TASK REQUIREMENTS:
Print the data exactly, leaving nothing out.

EXTRACTED ENTRIES:
────────────────────────────────────────

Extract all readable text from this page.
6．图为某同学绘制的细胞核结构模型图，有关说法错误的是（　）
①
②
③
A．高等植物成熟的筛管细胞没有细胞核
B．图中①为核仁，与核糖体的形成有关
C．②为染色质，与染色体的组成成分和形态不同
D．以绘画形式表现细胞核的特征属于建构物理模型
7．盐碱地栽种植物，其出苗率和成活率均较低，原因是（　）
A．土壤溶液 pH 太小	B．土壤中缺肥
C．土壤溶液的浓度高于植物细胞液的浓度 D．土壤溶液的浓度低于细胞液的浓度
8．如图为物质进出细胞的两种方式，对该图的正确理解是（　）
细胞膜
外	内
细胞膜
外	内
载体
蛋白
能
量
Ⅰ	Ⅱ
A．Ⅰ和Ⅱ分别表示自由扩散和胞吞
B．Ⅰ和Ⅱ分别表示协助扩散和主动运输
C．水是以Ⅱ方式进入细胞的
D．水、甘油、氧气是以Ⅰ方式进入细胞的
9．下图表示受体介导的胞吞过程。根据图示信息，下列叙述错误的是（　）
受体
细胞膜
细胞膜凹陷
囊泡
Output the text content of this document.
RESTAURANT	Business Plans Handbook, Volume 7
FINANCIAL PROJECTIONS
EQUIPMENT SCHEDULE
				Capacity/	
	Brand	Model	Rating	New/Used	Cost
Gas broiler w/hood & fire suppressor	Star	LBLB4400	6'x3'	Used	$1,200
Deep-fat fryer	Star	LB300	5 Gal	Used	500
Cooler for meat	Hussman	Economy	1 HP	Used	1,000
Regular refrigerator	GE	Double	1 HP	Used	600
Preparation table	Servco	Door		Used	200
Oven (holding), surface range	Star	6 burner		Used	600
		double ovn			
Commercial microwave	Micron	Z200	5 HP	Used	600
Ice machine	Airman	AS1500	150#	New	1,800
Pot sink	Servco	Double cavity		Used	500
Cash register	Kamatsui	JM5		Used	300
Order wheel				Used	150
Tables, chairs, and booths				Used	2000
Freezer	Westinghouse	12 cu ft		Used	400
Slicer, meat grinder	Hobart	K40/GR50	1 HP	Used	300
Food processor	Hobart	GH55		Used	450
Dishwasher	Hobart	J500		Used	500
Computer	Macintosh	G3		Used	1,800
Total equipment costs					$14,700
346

────────────────────────────────────────

RESPONSE TO THIS TASK:
Extract all readable text from this page.
6．图为某同学绘制的细胞核结构模型图，有关说法错误的是（　）
①
②
③
A．高等植物成熟的筛管细胞没有细胞核
B．图中①为核仁，与核糖体的形成有关
C．②为染色质，与染色体的组成成分和形态不同
D．以绘画形式表现细胞核的特征属于建构物理模型
7．盐碱地栽种植物，其出苗率和成活率均较低，原因是（　）
A．土壤溶液 pH 太小	B．土壤中缺肥
C．土壤溶液的浓度高于植物细胞液的浓度 D．土壤溶液的浓度低于细胞液的浓度
8．如图为物质进出细胞的两种方式，对该图的正确理解是（　）
细胞膜
外	内
细胞膜
外	内
载体
蛋白
能
量
Ⅰ	Ⅱ
A．Ⅰ和Ⅱ分别表示自由扩散和胞吞
B．Ⅰ和Ⅱ分别表示协助扩散和主动运输
C．水是以Ⅱ方式进入细胞的
D．水、甘油、氧气是以Ⅰ方式进入细胞的
9．下图表示受体介导的胞吞过程。根据图示信息，下列叙述错误的是（　）
受体
细胞膜
细胞膜凹陷
囊泡
Output the text content of this document.
RESTAURANT	Business Plans Handbook, Volume 7
FINANCIAL PROJECTIONS
EQUIPMENT SCHEDULE
				Capacity/	
	Brand	Model	Rating	New/Used	Cost
Gas broiler w/hood & fire suppressor	Star	LBLB4400	6'x3'	Used	$1,200
Deep-fat fryer	Star	LB300	5 Gal	Used	500
Cooler for meat	Hussman	Economy	1 HP	Used	1,000
Regular refrigerator	GE	Double	1 HP	Used	600
Preparation table	Servco	Door		Used	200
Oven (holding), surface range	Star	6 burner		Used	600
		double ovn			
Commercial microwave	Micron	Z200	5 HP	Used	600
Ice machine	Airman	AS1500	150#	New	1,800
Pot sink	Servco	Double cavity		Used	500
Cash register	Kamatsui	JM5		Used	300
Order wheel				Used	150
Tables, chairs, and booths				Used	2000
Freezer	Westinghouse	12 cu ft		Used	400
Slicer, meat grinder	Hobart	K40/GR50	1 HP	Used	300
Food processor	Hobart	GH55		Used	450
Dishwasher	Hobart	J500		Used	500
Computer	Macintosh	G3		Used	1,800
Total equipment costs					$14,700
346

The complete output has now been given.